### Given records:
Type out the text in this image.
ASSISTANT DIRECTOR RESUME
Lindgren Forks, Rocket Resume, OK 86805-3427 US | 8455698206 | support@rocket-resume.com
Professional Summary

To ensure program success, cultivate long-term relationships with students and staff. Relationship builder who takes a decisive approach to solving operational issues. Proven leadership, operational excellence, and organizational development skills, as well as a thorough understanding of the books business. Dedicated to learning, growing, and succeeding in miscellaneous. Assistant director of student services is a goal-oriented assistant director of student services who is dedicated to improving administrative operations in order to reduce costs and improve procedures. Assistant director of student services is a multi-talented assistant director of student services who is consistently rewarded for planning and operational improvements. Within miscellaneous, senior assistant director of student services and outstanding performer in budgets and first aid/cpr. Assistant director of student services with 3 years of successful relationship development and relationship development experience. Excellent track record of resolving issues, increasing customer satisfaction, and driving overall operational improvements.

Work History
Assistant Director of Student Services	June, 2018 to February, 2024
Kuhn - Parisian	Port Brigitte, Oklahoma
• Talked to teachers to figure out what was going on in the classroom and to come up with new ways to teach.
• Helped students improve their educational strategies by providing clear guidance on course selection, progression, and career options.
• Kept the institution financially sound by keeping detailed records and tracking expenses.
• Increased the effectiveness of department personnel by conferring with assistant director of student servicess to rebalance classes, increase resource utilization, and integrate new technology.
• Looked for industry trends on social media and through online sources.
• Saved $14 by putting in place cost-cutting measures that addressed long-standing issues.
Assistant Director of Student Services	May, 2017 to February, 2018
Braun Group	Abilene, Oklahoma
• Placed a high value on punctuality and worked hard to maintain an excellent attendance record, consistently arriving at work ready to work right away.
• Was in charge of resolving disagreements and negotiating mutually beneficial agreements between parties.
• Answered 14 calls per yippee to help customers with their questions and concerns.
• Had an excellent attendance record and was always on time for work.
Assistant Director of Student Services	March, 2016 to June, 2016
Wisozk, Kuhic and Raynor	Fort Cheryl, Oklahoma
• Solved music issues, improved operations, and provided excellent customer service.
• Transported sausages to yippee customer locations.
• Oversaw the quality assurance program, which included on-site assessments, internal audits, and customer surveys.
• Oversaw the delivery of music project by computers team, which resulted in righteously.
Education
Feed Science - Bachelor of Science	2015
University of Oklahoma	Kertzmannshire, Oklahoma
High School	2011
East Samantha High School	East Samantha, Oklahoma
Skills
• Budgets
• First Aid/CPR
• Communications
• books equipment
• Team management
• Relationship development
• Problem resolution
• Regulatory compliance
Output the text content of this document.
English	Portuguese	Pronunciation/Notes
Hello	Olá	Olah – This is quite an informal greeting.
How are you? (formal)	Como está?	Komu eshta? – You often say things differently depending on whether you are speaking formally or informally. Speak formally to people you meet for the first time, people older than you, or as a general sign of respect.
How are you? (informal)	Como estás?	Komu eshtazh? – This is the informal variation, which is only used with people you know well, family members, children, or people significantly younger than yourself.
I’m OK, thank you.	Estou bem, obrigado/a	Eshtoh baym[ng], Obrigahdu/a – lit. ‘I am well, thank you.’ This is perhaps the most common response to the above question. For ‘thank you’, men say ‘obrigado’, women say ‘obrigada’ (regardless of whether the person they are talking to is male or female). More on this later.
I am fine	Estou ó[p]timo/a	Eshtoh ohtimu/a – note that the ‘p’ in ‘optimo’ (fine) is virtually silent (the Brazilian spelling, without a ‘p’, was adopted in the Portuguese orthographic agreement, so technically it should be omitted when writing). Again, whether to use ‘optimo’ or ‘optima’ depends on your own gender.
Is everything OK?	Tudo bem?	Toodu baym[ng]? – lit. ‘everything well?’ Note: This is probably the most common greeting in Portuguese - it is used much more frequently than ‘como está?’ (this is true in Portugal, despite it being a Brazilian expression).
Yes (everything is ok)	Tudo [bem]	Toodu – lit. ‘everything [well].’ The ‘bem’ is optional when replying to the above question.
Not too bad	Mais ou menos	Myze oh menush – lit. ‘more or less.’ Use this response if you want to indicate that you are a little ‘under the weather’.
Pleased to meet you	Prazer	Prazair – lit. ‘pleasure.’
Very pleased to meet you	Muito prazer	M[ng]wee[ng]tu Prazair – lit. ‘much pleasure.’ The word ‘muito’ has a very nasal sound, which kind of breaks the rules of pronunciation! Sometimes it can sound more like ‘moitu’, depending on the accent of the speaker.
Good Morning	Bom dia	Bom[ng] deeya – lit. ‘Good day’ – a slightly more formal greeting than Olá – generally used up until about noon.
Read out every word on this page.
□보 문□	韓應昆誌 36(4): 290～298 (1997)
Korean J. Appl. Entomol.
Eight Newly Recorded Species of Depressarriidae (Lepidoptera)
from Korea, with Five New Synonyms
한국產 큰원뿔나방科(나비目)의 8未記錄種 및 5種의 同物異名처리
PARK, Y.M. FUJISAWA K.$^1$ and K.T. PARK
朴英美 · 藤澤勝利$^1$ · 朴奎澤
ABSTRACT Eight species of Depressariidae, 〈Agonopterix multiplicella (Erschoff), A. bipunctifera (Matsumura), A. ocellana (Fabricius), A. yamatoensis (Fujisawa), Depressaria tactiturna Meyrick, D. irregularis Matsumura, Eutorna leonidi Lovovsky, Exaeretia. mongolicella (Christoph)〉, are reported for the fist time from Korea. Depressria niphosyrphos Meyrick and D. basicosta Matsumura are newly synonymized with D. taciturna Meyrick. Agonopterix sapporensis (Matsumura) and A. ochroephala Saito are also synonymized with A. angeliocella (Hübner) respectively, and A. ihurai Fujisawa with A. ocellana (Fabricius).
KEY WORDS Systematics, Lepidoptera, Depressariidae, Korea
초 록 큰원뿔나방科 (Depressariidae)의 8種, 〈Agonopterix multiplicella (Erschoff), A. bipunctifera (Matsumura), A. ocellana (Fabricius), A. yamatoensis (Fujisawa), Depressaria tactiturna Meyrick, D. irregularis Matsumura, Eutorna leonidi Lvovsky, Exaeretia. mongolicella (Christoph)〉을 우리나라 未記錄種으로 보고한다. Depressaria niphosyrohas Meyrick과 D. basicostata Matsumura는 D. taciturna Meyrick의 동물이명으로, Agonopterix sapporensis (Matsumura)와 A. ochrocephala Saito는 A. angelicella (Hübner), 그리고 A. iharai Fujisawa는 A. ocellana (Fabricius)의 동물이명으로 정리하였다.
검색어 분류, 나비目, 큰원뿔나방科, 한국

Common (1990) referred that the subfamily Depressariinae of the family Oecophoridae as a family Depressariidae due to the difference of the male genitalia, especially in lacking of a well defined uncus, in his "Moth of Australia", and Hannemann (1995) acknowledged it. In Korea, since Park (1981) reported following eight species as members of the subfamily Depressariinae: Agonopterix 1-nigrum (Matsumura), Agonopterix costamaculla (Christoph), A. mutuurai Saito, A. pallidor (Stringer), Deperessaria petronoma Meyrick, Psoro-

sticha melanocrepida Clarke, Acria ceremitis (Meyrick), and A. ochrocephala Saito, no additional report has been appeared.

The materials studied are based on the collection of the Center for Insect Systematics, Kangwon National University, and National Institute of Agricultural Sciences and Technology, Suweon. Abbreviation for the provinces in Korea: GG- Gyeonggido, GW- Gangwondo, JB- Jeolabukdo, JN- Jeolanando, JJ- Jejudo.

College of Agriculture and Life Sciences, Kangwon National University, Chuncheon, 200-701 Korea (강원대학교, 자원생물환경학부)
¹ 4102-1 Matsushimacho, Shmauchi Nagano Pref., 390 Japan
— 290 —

### Set exercise:
Copy out every line of the data that includes the word "February".

### Solution for this exercise:
Assistant Director of Student Services	June, 2018 to February, 2024
Assistant Director of Student Services	May, 2017 to February, 2018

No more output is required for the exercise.